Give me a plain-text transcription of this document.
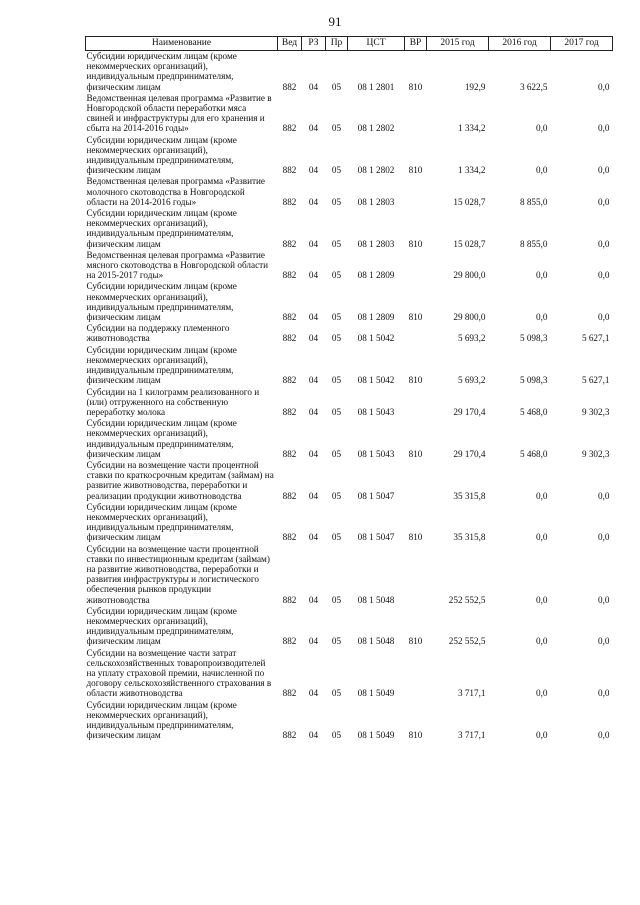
91
Наименование	Вед	РЗ	Пр	ЦСТ	ВР	2015 год	2016 год	2017 год
Субсидии юридическим лицам (кроме некоммерческих организаций), индивидуальным предпринимателям, физическим лицам	882	04	05	08 1 2801	810	192,9	3 622,5	0,0
Ведомственная целевая программа «Развитие в Новгородской области переработки мяса свиней и инфраструктуры для его хранения и сбыта на 2014-2016 годы»	882	04	05	08 1 2802		1 334,2	0,0	0,0
Субсидии юридическим лицам (кроме некоммерческих организаций), индивидуальным предпринимателям, физическим лицам	882	04	05	08 1 2802	810	1 334,2	0,0	0,0
Ведомственная целевая программа «Развитие молочного скотоводства в Новгородской области на 2014-2016 годы»	882	04	05	08 1 2803		15 028,7	8 855,0	0,0
Субсидии юридическим лицам (кроме некоммерческих организаций), индивидуальным предпринимателям, физическим лицам	882	04	05	08 1 2803	810	15 028,7	8 855,0	0,0
Ведомственная целевая программа «Развитие мясного скотоводства в Новгородской области на 2015-2017 годы»	882	04	05	08 1 2809		29 800,0	0,0	0,0
Субсидии юридическим лицам (кроме некоммерческих организаций), индивидуальным предпринимателям, физическим лицам	882	04	05	08 1 2809	810	29 800,0	0,0	0,0
Субсидии на поддержку племенного животноводства	882	04	05	08 1 5042		5 693,2	5 098,3	5 627,1
Субсидии юридическим лицам (кроме некоммерческих организаций), индивидуальным предпринимателям, физическим лицам	882	04	05	08 1 5042	810	5 693,2	5 098,3	5 627,1
Субсидии на 1 килограмм реализованного и (или) отгруженного на собственную переработку молока	882	04	05	08 1 5043		29 170,4	5 468,0	9 302,3
Субсидии юридическим лицам (кроме некоммерческих организаций), индивидуальным предпринимателям, физическим лицам	882	04	05	08 1 5043	810	29 170,4	5 468,0	9 302,3
Субсидии на возмещение части процентной ставки по краткосрочным кредитам (займам) на развитие животноводства, переработки и реализации продукции животноводства	882	04	05	08 1 5047		35 315,8	0,0	0,0
Субсидии юридическим лицам (кроме некоммерческих организаций), индивидуальным предпринимателям, физическим лицам	882	04	05	08 1 5047	810	35 315,8	0,0	0,0
Субсидии на возмещение части процентной ставки по инвестиционным кредитам (займам) на развитие животноводства, переработки и развития инфраструктуры и логистического обеспечения рынков продукции животноводства	882	04	05	08 1 5048		252 552,5	0,0	0,0
Субсидии юридическим лицам (кроме некоммерческих организаций), индивидуальным предпринимателям, физическим лицам	882	04	05	08 1 5048	810	252 552,5	0,0	0,0
Субсидии на возмещение части затрат сельскохозяйственных товаропроизводителей на уплату страховой премии, начисленной по договору сельскохозяйственного страхования в области животноводства	882	04	05	08 1 5049		3 717,1	0,0	0,0
Субсидии юридическим лицам (кроме некоммерческих организаций), индивидуальным предпринимателям, физическим лицам	882	04	05	08 1 5049	810	3 717,1	0,0	0,0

* [Problem details]: Your copy of the data above should match it exactly, except that pictures are left out.

* [Output]:
Give me a plain-text transcription of this document.
91
Наименование	Вед	РЗ	Пр	ЦСТ	ВР	2015 год	2016 год	2017 год
Субсидии юридическим лицам (кроме некоммерческих организаций), индивидуальным предпринимателям, физическим лицам	882	04	05	08 1 2801	810	192,9	3 622,5	0,0
Ведомственная целевая программа «Развитие в Новгородской области переработки мяса свиней и инфраструктуры для его хранения и сбыта на 2014-2016 годы»	882	04	05	08 1 2802		1 334,2	0,0	0,0
Субсидии юридическим лицам (кроме некоммерческих организаций), индивидуальным предпринимателям, физическим лицам	882	04	05	08 1 2802	810	1 334,2	0,0	0,0
Ведомственная целевая программа «Развитие молочного скотоводства в Новгородской области на 2014-2016 годы»	882	04	05	08 1 2803		15 028,7	8 855,0	0,0
Субсидии юридическим лицам (кроме некоммерческих организаций), индивидуальным предпринимателям, физическим лицам	882	04	05	08 1 2803	810	15 028,7	8 855,0	0,0
Ведомственная целевая программа «Развитие мясного скотоводства в Новгородской области на 2015-2017 годы»	882	04	05	08 1 2809		29 800,0	0,0	0,0
Субсидии юридическим лицам (кроме некоммерческих организаций), индивидуальным предпринимателям, физическим лицам	882	04	05	08 1 2809	810	29 800,0	0,0	0,0
Субсидии на поддержку племенного животноводства	882	04	05	08 1 5042		5 693,2	5 098,3	5 627,1
Субсидии юридическим лицам (кроме некоммерческих организаций), индивидуальным предпринимателям, физическим лицам	882	04	05	08 1 5042	810	5 693,2	5 098,3	5 627,1
Субсидии на 1 килограмм реализованного и (или) отгруженного на собственную переработку молока	882	04	05	08 1 5043		29 170,4	5 468,0	9 302,3
Субсидии юридическим лицам (кроме некоммерческих организаций), индивидуальным предпринимателям, физическим лицам	882	04	05	08 1 5043	810	29 170,4	5 468,0	9 302,3
Субсидии на возмещение части процентной ставки по краткосрочным кредитам (займам) на развитие животноводства, переработки и реализации продукции животноводства	882	04	05	08 1 5047		35 315,8	0,0	0,0
Субсидии юридическим лицам (кроме некоммерческих организаций), индивидуальным предпринимателям, физическим лицам	882	04	05	08 1 5047	810	35 315,8	0,0	0,0
Субсидии на возмещение части процентной ставки по инвестиционным кредитам (займам) на развитие животноводства, переработки и развития инфраструктуры и логистического обеспечения рынков продукции животноводства	882	04	05	08 1 5048		252 552,5	0,0	0,0
Субсидии юридическим лицам (кроме некоммерческих организаций), индивидуальным предпринимателям, физическим лицам	882	04	05	08 1 5048	810	252 552,5	0,0	0,0
Субсидии на возмещение части затрат сельскохозяйственных товаропроизводителей на уплату страховой премии, начисленной по договору сельскохозяйственного страхования в области животноводства	882	04	05	08 1 5049		3 717,1	0,0	0,0
Субсидии юридическим лицам (кроме некоммерческих организаций), индивидуальным предпринимателям, физическим лицам	882	04	05	08 1 5049	810	3 717,1	0,0	0,0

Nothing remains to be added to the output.